-- Start --

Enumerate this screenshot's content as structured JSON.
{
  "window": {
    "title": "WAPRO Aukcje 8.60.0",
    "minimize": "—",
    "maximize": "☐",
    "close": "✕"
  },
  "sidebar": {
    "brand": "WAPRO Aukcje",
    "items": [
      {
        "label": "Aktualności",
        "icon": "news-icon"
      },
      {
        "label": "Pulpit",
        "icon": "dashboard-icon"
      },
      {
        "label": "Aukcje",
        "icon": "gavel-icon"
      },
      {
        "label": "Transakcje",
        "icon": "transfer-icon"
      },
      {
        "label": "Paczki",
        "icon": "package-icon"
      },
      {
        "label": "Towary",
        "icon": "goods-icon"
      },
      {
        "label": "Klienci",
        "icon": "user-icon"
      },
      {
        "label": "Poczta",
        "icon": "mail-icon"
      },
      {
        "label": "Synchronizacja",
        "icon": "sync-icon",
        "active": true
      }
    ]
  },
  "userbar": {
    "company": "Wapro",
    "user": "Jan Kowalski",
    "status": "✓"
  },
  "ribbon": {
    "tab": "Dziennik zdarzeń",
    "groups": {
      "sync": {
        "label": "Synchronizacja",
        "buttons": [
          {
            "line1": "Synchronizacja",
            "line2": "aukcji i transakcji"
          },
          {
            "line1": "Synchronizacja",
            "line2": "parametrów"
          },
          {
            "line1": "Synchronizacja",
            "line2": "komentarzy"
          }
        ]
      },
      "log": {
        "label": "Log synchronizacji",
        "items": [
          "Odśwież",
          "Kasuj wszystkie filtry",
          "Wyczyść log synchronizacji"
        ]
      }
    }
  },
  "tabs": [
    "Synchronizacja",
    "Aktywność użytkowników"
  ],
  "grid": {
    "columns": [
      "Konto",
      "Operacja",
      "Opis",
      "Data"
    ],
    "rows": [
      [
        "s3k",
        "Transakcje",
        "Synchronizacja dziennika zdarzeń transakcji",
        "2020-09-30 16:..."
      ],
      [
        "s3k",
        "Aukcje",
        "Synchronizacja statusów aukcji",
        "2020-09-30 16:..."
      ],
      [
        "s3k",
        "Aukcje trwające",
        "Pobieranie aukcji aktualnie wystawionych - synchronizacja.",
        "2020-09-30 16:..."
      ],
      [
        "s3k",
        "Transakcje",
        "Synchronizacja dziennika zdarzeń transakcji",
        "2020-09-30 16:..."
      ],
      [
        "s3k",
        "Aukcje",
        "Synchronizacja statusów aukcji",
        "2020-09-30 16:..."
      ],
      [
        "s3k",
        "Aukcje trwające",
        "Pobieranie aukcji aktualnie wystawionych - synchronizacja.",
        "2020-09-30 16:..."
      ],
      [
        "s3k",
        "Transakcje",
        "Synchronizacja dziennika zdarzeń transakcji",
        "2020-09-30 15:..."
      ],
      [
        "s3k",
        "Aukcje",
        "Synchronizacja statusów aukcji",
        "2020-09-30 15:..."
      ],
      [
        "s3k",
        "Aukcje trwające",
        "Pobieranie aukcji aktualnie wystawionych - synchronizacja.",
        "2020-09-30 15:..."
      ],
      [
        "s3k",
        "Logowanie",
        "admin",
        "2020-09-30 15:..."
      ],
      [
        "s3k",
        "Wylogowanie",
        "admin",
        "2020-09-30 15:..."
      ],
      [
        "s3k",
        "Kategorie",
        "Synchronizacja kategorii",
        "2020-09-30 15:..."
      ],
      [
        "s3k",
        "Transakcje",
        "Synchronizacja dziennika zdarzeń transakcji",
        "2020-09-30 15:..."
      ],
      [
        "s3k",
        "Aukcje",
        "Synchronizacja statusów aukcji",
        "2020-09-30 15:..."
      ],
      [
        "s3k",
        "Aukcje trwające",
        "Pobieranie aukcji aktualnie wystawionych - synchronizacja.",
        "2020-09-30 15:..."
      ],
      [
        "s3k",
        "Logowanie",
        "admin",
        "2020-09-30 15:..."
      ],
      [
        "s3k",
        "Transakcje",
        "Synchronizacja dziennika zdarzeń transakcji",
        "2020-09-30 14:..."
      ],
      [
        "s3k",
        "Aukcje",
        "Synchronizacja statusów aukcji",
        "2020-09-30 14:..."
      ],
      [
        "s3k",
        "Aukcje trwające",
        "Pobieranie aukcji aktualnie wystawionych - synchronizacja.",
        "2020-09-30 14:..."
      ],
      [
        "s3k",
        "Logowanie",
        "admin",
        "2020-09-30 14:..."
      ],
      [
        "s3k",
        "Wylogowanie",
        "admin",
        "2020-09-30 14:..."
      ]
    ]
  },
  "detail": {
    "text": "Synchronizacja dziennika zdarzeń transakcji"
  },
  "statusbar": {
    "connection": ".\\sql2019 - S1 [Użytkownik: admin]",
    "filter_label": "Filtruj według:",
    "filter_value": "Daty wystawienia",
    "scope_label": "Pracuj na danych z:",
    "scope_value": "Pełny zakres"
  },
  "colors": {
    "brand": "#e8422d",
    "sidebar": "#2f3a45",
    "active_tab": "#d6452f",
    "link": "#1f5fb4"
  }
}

-- End --

_Short task_
Report the number of lines containing the string "icon" and add nothing to it.

_Response to the exercise_
9